Element region listings

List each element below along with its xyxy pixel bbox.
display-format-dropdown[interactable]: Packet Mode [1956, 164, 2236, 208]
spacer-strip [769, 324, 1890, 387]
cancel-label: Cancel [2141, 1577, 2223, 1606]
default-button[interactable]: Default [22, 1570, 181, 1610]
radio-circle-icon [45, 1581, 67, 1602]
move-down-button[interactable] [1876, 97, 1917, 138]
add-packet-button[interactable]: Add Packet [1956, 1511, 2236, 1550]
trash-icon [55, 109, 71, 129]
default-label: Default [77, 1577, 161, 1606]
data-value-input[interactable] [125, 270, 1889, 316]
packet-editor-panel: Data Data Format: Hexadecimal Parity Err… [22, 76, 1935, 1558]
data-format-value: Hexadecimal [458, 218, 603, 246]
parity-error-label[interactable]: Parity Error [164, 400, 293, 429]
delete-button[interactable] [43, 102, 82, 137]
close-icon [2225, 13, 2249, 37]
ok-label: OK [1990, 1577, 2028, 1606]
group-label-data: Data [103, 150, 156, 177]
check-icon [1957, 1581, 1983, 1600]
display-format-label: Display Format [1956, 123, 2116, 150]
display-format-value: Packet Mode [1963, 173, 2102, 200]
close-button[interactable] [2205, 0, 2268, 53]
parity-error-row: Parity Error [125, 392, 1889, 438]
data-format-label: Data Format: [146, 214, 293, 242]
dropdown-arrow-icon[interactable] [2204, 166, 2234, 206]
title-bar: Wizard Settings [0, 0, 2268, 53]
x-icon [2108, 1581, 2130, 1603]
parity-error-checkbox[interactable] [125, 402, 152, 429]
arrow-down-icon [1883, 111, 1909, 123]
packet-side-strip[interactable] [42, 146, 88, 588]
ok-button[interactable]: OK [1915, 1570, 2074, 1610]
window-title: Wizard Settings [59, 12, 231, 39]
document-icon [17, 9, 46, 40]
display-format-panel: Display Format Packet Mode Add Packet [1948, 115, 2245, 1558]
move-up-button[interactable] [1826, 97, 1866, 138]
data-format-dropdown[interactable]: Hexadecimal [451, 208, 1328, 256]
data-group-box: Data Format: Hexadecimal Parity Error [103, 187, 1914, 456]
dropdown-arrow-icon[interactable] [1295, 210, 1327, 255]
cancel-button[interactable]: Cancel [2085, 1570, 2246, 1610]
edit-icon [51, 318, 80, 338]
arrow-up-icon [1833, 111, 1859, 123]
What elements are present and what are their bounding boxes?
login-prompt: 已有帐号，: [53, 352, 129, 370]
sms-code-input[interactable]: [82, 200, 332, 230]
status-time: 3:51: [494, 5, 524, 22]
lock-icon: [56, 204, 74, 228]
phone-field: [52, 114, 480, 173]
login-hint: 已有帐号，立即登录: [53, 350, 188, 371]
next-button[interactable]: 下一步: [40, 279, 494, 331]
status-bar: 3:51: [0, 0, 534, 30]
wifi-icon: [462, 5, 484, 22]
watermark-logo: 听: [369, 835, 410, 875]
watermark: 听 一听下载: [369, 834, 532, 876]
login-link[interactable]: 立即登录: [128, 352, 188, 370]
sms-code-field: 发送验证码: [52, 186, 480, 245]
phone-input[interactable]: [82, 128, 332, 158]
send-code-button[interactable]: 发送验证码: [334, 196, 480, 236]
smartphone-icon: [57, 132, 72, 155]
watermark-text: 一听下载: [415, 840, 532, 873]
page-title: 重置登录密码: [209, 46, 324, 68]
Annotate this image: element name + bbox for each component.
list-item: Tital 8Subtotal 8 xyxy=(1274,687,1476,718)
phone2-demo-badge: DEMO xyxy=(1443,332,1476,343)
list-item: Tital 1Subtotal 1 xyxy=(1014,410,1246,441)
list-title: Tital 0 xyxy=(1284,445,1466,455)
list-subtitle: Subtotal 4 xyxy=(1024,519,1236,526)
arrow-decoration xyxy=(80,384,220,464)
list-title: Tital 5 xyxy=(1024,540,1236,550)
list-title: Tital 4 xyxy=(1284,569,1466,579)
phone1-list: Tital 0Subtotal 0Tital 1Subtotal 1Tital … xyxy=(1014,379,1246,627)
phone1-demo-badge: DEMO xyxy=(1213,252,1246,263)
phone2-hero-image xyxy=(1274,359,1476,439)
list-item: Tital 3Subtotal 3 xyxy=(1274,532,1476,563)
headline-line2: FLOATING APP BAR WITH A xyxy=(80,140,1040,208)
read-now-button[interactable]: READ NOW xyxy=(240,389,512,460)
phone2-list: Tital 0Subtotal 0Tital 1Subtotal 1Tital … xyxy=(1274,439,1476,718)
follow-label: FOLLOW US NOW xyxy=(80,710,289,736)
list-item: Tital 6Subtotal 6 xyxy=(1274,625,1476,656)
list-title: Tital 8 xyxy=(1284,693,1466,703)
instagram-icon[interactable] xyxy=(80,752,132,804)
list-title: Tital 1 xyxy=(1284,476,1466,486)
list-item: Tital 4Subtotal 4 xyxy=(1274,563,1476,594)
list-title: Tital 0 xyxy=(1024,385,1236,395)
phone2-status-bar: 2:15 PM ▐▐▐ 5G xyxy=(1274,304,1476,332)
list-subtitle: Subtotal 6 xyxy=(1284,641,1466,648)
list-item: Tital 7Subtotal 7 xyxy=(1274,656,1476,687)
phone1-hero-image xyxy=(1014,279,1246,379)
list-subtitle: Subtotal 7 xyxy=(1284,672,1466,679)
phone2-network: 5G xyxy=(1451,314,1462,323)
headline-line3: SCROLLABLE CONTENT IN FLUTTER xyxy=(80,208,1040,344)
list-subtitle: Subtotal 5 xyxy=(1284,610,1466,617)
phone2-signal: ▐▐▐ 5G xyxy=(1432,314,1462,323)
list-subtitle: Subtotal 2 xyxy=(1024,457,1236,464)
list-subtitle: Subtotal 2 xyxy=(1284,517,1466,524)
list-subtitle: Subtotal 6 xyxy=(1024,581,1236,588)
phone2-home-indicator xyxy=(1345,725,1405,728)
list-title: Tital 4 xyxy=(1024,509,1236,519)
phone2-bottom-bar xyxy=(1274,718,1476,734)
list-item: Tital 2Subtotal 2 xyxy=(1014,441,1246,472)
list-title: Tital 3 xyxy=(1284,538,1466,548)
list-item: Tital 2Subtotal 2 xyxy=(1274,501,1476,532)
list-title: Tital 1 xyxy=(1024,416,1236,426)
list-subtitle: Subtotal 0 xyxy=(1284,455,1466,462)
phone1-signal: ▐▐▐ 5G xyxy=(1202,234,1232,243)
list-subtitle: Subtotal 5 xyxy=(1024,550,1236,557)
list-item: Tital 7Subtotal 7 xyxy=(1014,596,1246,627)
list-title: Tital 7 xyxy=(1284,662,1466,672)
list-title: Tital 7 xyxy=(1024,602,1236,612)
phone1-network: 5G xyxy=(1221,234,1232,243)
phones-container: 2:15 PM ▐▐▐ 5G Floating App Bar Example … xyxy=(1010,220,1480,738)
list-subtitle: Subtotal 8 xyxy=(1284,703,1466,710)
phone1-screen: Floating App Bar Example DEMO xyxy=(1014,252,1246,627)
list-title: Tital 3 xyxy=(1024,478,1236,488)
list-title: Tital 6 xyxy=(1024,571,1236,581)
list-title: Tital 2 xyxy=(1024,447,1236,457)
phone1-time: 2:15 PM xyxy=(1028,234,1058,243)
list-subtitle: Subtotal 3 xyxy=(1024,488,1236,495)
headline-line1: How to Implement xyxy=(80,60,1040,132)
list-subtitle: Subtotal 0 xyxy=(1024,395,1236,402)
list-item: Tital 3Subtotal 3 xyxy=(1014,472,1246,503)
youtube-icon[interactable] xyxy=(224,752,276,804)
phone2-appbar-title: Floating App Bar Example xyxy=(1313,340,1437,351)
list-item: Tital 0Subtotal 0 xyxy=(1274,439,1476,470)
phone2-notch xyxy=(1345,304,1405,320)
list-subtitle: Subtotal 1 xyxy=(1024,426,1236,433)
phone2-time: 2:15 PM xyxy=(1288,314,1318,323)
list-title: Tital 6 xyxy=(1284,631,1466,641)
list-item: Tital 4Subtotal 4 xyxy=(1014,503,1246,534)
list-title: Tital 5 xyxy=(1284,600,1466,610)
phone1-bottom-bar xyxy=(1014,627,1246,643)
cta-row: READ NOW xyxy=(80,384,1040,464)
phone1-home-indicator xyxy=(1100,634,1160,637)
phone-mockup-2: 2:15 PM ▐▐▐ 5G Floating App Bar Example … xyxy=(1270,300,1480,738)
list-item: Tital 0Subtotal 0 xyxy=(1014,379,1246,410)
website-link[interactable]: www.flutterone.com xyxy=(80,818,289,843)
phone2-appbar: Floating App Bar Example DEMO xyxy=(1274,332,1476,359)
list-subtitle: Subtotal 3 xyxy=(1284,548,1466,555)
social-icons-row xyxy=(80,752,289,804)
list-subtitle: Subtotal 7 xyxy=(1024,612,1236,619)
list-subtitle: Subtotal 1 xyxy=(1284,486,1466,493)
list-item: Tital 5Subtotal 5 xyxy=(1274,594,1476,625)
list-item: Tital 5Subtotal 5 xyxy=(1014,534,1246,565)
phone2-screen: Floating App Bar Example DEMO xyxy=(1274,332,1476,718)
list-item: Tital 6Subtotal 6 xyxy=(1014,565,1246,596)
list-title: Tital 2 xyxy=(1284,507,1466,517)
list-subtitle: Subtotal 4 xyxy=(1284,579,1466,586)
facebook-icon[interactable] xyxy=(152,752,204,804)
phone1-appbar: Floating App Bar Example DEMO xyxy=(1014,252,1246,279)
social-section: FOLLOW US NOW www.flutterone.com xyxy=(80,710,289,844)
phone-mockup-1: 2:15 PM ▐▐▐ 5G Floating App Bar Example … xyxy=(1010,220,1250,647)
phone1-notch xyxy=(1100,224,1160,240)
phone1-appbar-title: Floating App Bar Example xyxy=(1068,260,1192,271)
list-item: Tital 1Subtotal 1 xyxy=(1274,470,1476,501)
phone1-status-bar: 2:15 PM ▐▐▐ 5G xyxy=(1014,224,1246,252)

**Directive:** Rewrite the entries from their first line through the line containing "default-button[interactable]: Default [22, 1570, 181, 1610]", replacing "Packet Mode" with "Byte Mode" and keeping everything else the same.

**Answer to the exercise:**
List each element below along with its xyxy pixel bbox.
display-format-dropdown[interactable]: Byte Mode [1956, 164, 2236, 208]
spacer-strip [769, 324, 1890, 387]
cancel-label: Cancel [2141, 1577, 2223, 1606]
default-button[interactable]: Default [22, 1570, 181, 1610]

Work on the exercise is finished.